• **BRIEF A**: Arrange the records as a Markdown table with the columns Row and Line, starting at the first line of the records and ending at the line that contains "candle-body [176,479,184,501]". Leave out any blank lines.

• **PAGE**:
========================

# Sharing the ride



## Bruce Grieves (Feb 6, 2019)

Whether you're crossing the Pacific or the Atlantic or sailing around the world can you find people that will split the cost with you Sail on your boat does this work or are you better off going alone anyone have experience with this please comment


----------



## AxelK (Feb 22, 2019)

My two cents…

I have done that a few times, it depends on where, when and obviously with whom…

In general if you find the right person to sail with it’s definitely a positive experience, and of course you share the costs, which can be quite high for long trips…

My rules for shared sailing are the following:

•	Good English/or other languages that you can both speak relevantly fluently (in my case Greek and French)
•	Sailing experience (ideally a certification). You don’t want to teach someone how to do stuff on a boat, unless you have explicitly agreed in advance about that.
•	No pets (that’s a personal thing, I know others wouldn’t agree)

VERY IMPORTANT: Get to know the person(s) before you set sail, particularly if we are talking about a long trip. You don’t want to find out that you don’t get along with them in the middle of the ocean.

========================

(Entries from a dataset)
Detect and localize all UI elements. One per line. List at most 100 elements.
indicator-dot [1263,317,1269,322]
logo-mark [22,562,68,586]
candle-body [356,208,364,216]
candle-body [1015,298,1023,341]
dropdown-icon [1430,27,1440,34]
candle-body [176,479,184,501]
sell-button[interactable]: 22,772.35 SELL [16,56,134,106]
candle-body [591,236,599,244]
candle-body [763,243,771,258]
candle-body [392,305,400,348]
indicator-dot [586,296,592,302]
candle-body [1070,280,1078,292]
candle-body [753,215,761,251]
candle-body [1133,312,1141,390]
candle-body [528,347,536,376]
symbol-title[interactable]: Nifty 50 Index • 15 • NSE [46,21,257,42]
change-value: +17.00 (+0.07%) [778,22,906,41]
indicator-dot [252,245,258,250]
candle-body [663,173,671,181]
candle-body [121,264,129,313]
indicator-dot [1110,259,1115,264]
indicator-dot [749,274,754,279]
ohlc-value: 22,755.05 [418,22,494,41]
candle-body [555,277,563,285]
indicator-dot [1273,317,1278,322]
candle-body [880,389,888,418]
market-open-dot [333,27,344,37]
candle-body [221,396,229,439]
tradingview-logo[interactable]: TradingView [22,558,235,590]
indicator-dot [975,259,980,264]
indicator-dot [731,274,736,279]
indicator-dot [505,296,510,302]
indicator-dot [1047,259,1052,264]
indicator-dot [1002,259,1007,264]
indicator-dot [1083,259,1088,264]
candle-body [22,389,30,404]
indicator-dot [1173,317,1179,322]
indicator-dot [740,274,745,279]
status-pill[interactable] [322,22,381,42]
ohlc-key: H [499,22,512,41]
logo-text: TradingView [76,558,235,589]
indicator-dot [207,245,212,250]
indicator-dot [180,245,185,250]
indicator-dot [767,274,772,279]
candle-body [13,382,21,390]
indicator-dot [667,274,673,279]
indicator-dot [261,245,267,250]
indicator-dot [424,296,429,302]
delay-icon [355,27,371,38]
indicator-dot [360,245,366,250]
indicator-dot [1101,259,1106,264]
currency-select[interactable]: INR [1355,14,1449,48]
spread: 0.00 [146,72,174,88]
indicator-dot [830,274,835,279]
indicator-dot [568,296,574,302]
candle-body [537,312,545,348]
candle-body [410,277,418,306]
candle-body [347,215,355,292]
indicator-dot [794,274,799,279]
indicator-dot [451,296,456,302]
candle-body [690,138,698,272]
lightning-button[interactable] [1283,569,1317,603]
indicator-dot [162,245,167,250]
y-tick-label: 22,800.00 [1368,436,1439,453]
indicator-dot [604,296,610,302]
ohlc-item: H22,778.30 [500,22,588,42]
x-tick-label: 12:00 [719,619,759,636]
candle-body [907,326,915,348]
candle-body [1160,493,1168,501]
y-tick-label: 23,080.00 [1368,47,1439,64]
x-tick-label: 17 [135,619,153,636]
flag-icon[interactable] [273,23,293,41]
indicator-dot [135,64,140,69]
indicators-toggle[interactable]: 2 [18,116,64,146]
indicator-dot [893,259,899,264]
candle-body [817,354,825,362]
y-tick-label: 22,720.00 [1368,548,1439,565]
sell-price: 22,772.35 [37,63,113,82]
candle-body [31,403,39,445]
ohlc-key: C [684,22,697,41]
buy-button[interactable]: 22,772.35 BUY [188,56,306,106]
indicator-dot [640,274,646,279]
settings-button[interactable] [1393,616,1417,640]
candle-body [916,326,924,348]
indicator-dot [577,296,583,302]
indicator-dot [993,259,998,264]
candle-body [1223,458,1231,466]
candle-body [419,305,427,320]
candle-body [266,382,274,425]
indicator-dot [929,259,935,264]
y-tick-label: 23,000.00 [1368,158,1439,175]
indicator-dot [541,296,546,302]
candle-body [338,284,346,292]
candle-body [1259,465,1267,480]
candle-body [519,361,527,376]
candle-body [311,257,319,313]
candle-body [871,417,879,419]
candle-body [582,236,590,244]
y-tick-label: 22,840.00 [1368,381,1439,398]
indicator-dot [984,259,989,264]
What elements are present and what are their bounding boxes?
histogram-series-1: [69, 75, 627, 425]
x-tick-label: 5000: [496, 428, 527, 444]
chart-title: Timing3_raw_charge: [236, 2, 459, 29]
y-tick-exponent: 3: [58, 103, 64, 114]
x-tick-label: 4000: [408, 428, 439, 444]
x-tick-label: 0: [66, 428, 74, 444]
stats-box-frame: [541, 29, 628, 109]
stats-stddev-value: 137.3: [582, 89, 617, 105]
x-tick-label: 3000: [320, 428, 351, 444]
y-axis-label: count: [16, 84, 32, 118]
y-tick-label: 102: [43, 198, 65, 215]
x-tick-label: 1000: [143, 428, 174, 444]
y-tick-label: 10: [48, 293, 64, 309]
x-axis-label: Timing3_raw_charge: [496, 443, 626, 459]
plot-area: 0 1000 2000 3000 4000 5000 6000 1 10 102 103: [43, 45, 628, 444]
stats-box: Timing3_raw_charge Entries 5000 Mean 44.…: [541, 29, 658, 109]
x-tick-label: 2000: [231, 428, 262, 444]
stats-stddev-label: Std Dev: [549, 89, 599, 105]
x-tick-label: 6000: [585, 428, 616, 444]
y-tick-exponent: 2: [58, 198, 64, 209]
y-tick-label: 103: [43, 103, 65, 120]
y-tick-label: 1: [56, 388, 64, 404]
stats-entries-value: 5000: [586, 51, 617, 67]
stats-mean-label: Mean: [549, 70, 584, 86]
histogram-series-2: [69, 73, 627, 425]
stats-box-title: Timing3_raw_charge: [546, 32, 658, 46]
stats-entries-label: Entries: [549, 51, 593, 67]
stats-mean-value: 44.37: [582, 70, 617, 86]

========================

• **BRIEF B**: Pick up the forum thread about sharing the cost of a sailing trip and continue it from the point where it stops.

• **WRITTEN RESPONSE A**:
| Row | Line |
|---|---|
| 1 | Detect and localize all UI elements. One per line. List at most 100 elements. |
| 2 | indicator-dot [1263,317,1269,322] |
| 3 | logo-mark [22,562,68,586] |
| 4 | candle-body [356,208,364,216] |
| 5 | candle-body [1015,298,1023,341] |
| 6 | dropdown-icon [1430,27,1440,34] |
| 7 | candle-body [176,479,184,501] |

• **WRITTEN RESPONSE B**:
Obviously the size of the boat matters as well. I have a Beneteau Oceanis 42 which kind of allows for a bit of privacy when needed.

How you find people who want to sail with you – that’s tricky, for me it’s mainly through friends and local sailing clubs. Some yacht charter platforms allow you to do that if you are a boat owner. One company I have used in the past is Click&Boat, they are quite strong in Europe. I have also heard about a startup in Britain that matches sailing enthusiasts, but they provide the boat and the skipper too, think it's sort of 'Tinder-on-a-boat' thing, so mainly for younger people. 

I could go on and on…

When and where are you sailing btw?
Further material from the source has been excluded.